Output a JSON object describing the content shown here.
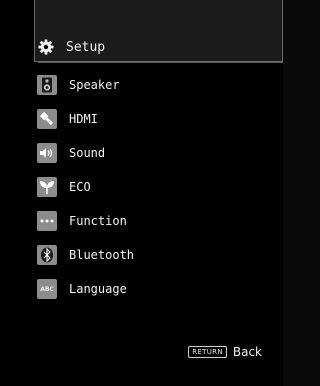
{
  "header": {
    "title": "Setup",
    "icon": "gear-icon"
  },
  "menu": {
    "items": [
      {
        "label": "Speaker",
        "icon": "speaker-icon"
      },
      {
        "label": "HDMI",
        "icon": "hdmi-plug-icon"
      },
      {
        "label": "Sound",
        "icon": "sound-icon"
      },
      {
        "label": "ECO",
        "icon": "leaf-icon"
      },
      {
        "label": "Function",
        "icon": "dots-icon"
      },
      {
        "label": "Bluetooth",
        "icon": "bluetooth-icon"
      },
      {
        "label": "Language",
        "icon": "language-abc-icon"
      }
    ]
  },
  "footer": {
    "return_key": "RETURN",
    "back_label": "Back"
  },
  "language_icon_text": "ABC"
}
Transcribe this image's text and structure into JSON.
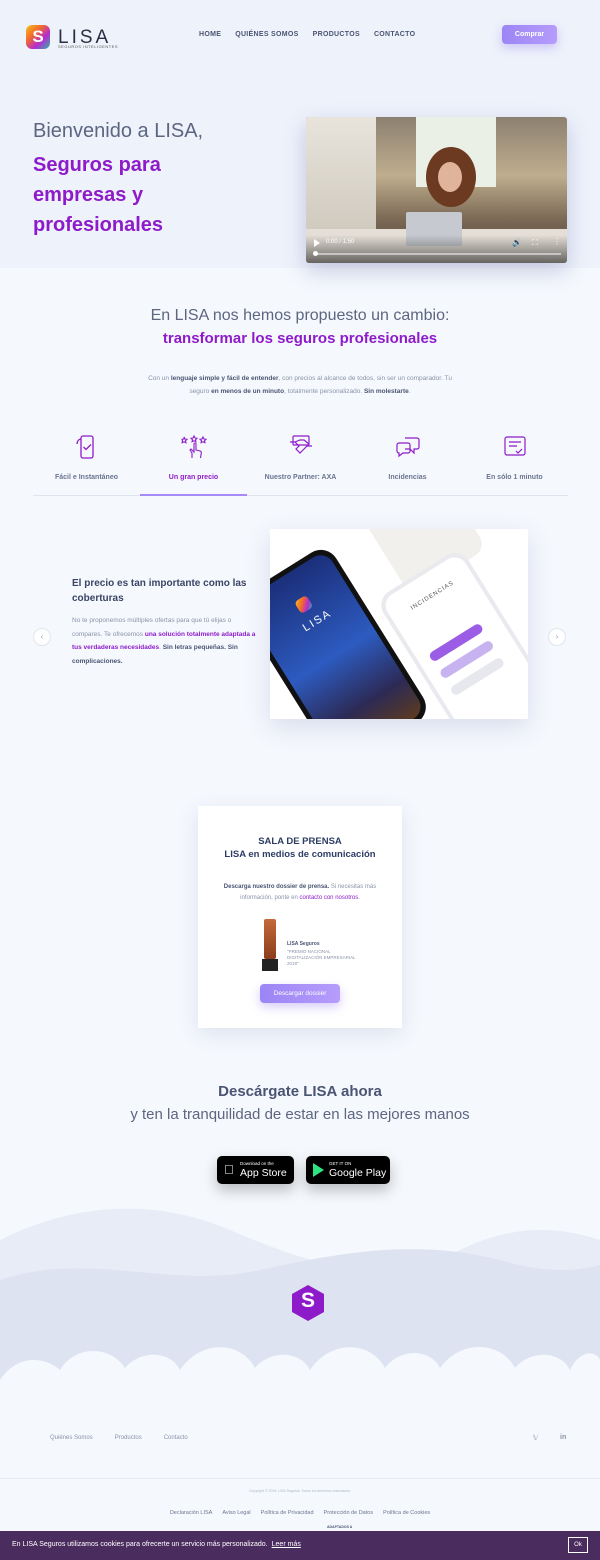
{
  "brand": {
    "name": "LISA",
    "tagline": "SEGUROS INTELIGENTES",
    "logo_letter": "S"
  },
  "nav": {
    "items": [
      "HOME",
      "QUIÉNES SOMOS",
      "PRODUCTOS",
      "CONTACTO"
    ],
    "buy_label": "Comprar"
  },
  "hero": {
    "line1": "Bienvenido a LISA,",
    "line2": "Seguros para empresas y profesionales",
    "video_time": "0:00 / 1:50"
  },
  "intro": {
    "line1": "En LISA nos hemos propuesto un cambio:",
    "line2": "transformar los seguros profesionales",
    "p1": "Con un ",
    "p1b": "lenguaje simple y fácil de entender",
    "p2": ", con precios al alcance de todos, sin ser un comparador. Tu seguro ",
    "p2b": "en menos de un minuto",
    "p3": ", totalmente personalizado. ",
    "p3b": "Sin molestarte",
    "p4": "."
  },
  "tabs": [
    {
      "label": "Fácil e Instantáneo",
      "icon": "phone-check-icon"
    },
    {
      "label": "Un gran precio",
      "icon": "stars-hand-icon"
    },
    {
      "label": "Nuestro Partner: AXA",
      "icon": "handshake-icon"
    },
    {
      "label": "Incidencias",
      "icon": "chat-bubbles-icon"
    },
    {
      "label": "En sólo 1 minuto",
      "icon": "document-check-icon"
    }
  ],
  "active_tab_index": 1,
  "slide": {
    "title": "El precio es tan importante como las coberturas",
    "p1": "No te proponemos múltiples ofertas para que tú elijas o compares. Te ofrecemos ",
    "p1b": "una solución totalmente adaptada a tus verdaderas necesidades",
    "p2": ". ",
    "p2b": "Sin letras pequeñas. Sin complicaciones.",
    "phone_brand": "LISA",
    "phone_screen": "INCIDENCIAS"
  },
  "press": {
    "title1": "SALA DE PRENSA",
    "title2": "LISA en medios de comunicación",
    "p1b": "Descarga nuestro dossier de prensa.",
    "p1": " Si necesitas más información, ponte en ",
    "p1link": "contacto con nosotros",
    "p2": ".",
    "award_title": "LISA Seguros",
    "award_sub": "\"PREMIO NACIONAL DIGITALIZACIÓN EMPRESARIAL 2018\"",
    "button": "Descargar dossier"
  },
  "download": {
    "title": "Descárgate LISA ahora",
    "subtitle": "y ten la tranquilidad de estar en las mejores manos",
    "appstore_small": "Download on the",
    "appstore_big": "App Store",
    "gplay_small": "GET IT ON",
    "gplay_big": "Google Play"
  },
  "footer": {
    "nav": [
      "Quiénes Somos",
      "Productos",
      "Contacto"
    ],
    "copyright": "Copyright © 2019. LISA Seguros. Todos los derechos reservados.",
    "legal": [
      "Declaración LISA",
      "Aviso Legal",
      "Política de Privacidad",
      "Protección de Datos",
      "Política de Cookies"
    ],
    "adapt_label": "ADAPTADOS A"
  },
  "cookie": {
    "text": "En LISA Seguros utilizamos cookies para ofrecerte un servicio más personalizado.",
    "link": "Leer más",
    "ok": "Ok"
  },
  "colors": {
    "accent": "#8e1bc9",
    "button": "#a68af7",
    "cookie_bg": "#4b2c5e"
  }
}
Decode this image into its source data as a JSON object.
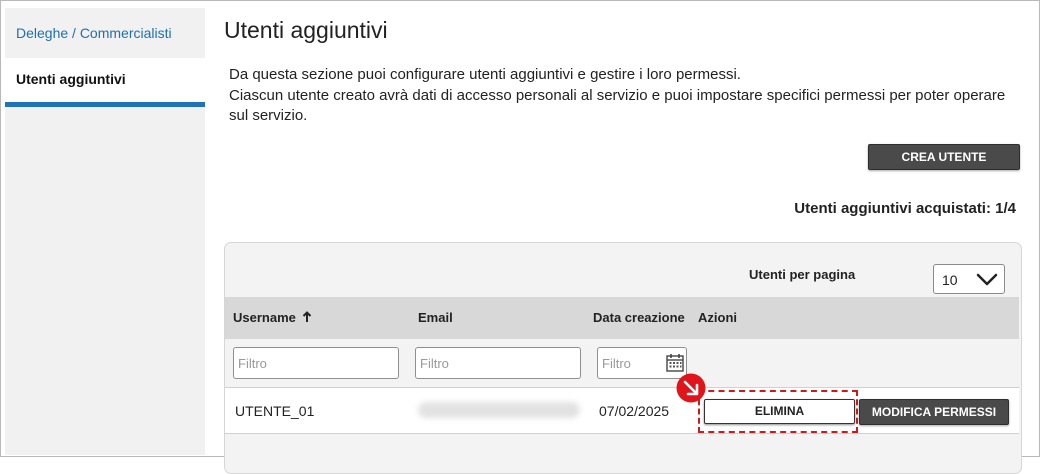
{
  "sidebar": {
    "items": [
      {
        "label": "Deleghe / Commercialisti"
      },
      {
        "label": "Utenti aggiuntivi"
      }
    ]
  },
  "main": {
    "title": "Utenti aggiuntivi",
    "description_line1": "Da questa sezione puoi configurare utenti aggiuntivi e gestire i loro permessi.",
    "description_line2": "Ciascun utente creato avrà dati di accesso personali al servizio e puoi impostare specifici permessi per poter operare sul servizio.",
    "create_button": "CREA UTENTE",
    "purchased": "Utenti aggiuntivi acquistati: 1/4"
  },
  "table": {
    "per_page_label": "Utenti per pagina",
    "per_page_value": "10",
    "columns": {
      "username": "Username",
      "email": "Email",
      "created": "Data creazione",
      "actions": "Azioni"
    },
    "filter_placeholder": "Filtro",
    "rows": [
      {
        "username": "UTENTE_01",
        "created": "07/02/2025",
        "delete_label": "ELIMINA",
        "modify_label": "MODIFICA PERMESSI"
      }
    ]
  },
  "colors": {
    "accent": "#1f73b7",
    "link": "#1f6fb2",
    "dark_button": "#4a4a4a",
    "highlight": "#d01a1a"
  }
}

....

Do this:
Report every line in the data above in which the word "created" appears.

Answer for the task:
      "created": "Data creazione",
        "created": "07/02/2025",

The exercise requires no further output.